#### PROBLEM REQUIREMENTS
Reproduce every line of the records below word for word, leaving out the pictures.

[Some records]
((
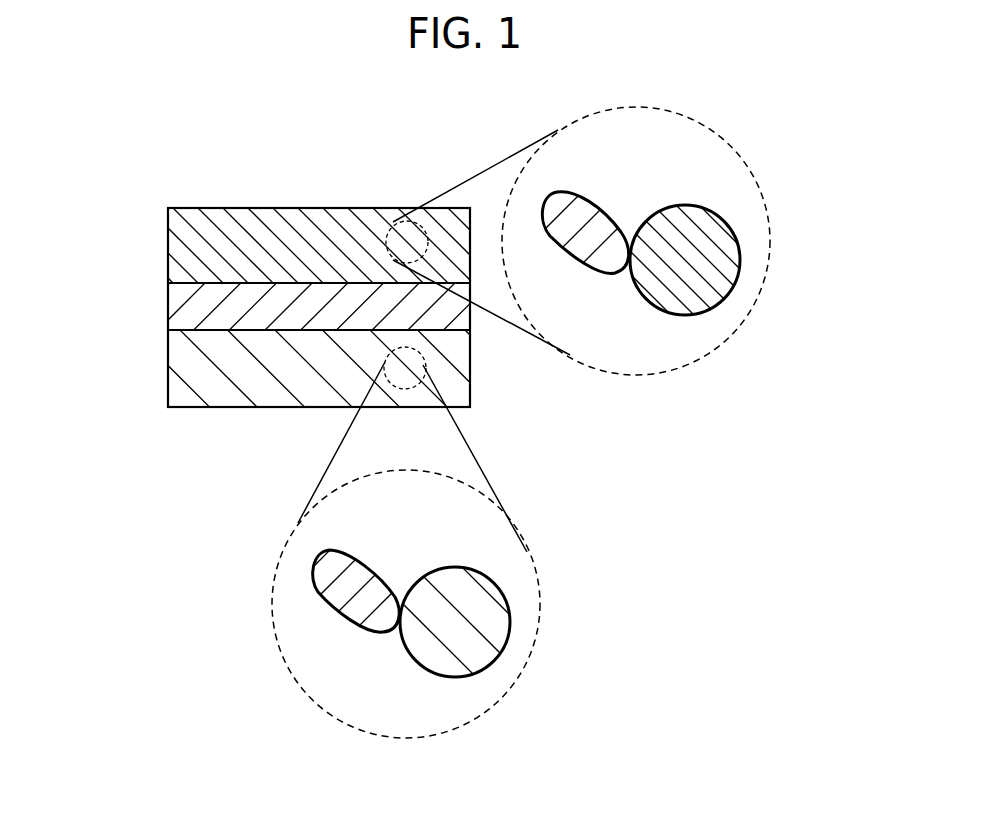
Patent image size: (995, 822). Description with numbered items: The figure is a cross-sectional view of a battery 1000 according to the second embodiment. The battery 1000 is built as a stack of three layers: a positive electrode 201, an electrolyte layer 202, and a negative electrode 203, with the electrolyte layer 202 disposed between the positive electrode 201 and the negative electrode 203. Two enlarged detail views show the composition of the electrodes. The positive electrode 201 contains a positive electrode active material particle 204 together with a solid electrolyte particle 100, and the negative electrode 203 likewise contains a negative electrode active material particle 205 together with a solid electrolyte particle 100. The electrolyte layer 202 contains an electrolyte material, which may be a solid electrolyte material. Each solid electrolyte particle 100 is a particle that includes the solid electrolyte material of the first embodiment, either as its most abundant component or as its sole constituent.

The battery 1000 is at (337, 152).
The positive electrode 201 is at (188, 228).
The electrolyte layer 202 is at (187, 303).
The negative electrode 203 is at (188, 372).
The solid electrolyte particle 100 is at (600, 253).
The positive electrode active material particle 204 is at (708, 255).
The negative electrode active material particle 205 is at (480, 608).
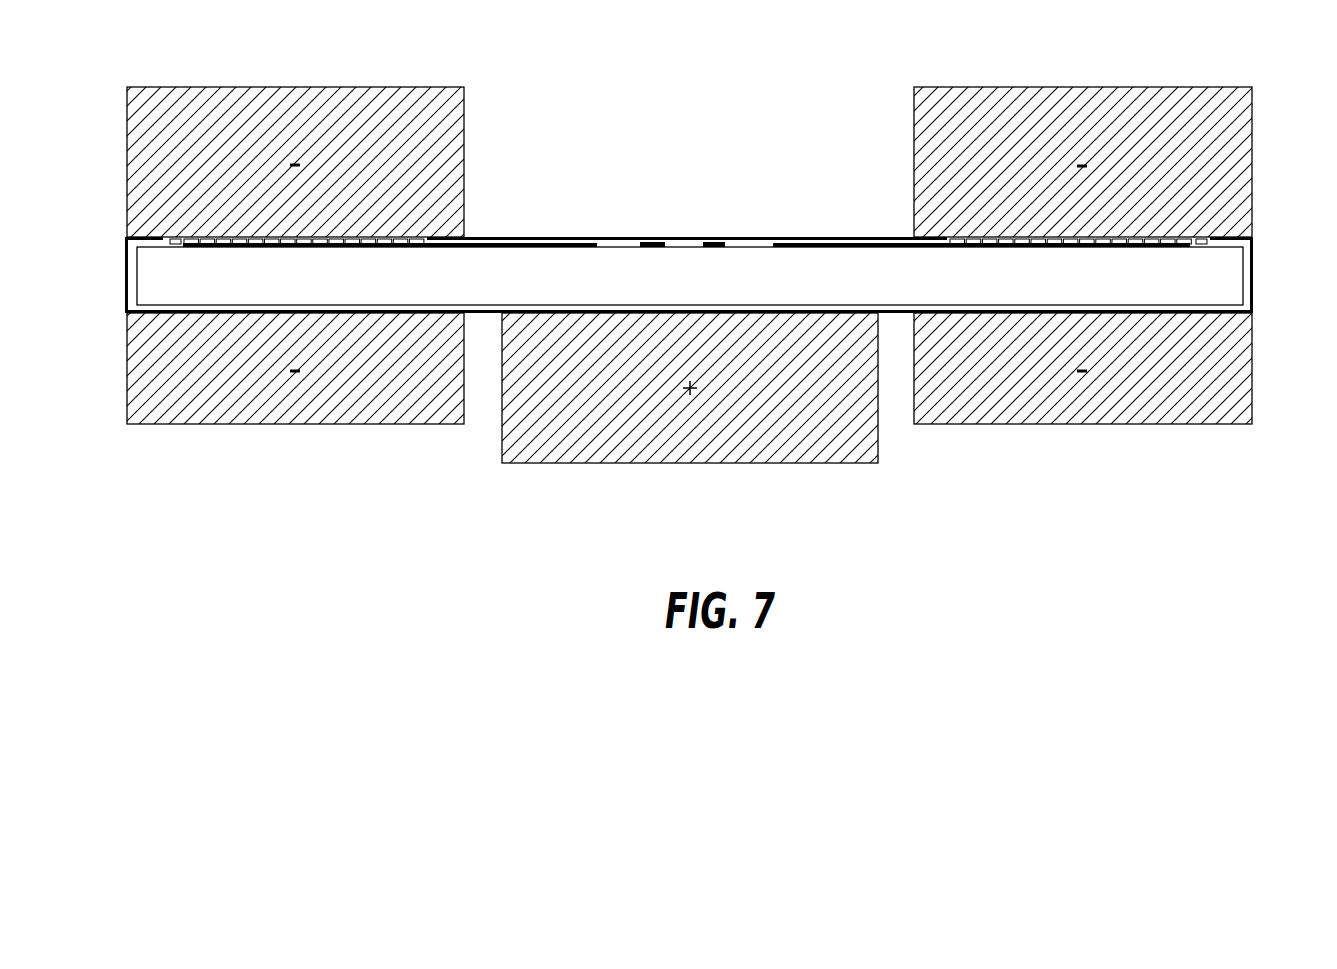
))
#### WRITTEN REPLY
Patent image size: (995, 822). Description with numbered items: The figure is a cross-sectional view of a battery 1000 according to the second embodiment. The battery 1000 is built as a stack of three layers: a positive electrode 201, an electrolyte layer 202, and a negative electrode 203, with the electrolyte layer 202 disposed between the positive electrode 201 and the negative electrode 203. Two enlarged detail views show the composition of the electrodes. The positive electrode 201 contains a positive electrode active material particle 204 together with a solid electrolyte particle 100, and the negative electrode 203 likewise contains a negative electrode active material particle 205 together with a solid electrolyte particle 100. The electrolyte layer 202 contains an electrolyte material, which may be a solid electrolyte material. Each solid electrolyte particle 100 is a particle that includes the solid electrolyte material of the first embodiment, either as its most abundant component or as its sole constituent.

The battery 1000 is at (337, 152).
The positive electrode 201 is at (188, 228).
The electrolyte layer 202 is at (187, 303).
The negative electrode 203 is at (188, 372).
The solid electrolyte particle 100 is at (600, 253).
The positive electrode active material particle 204 is at (708, 255).
The negative electrode active material particle 205 is at (480, 608).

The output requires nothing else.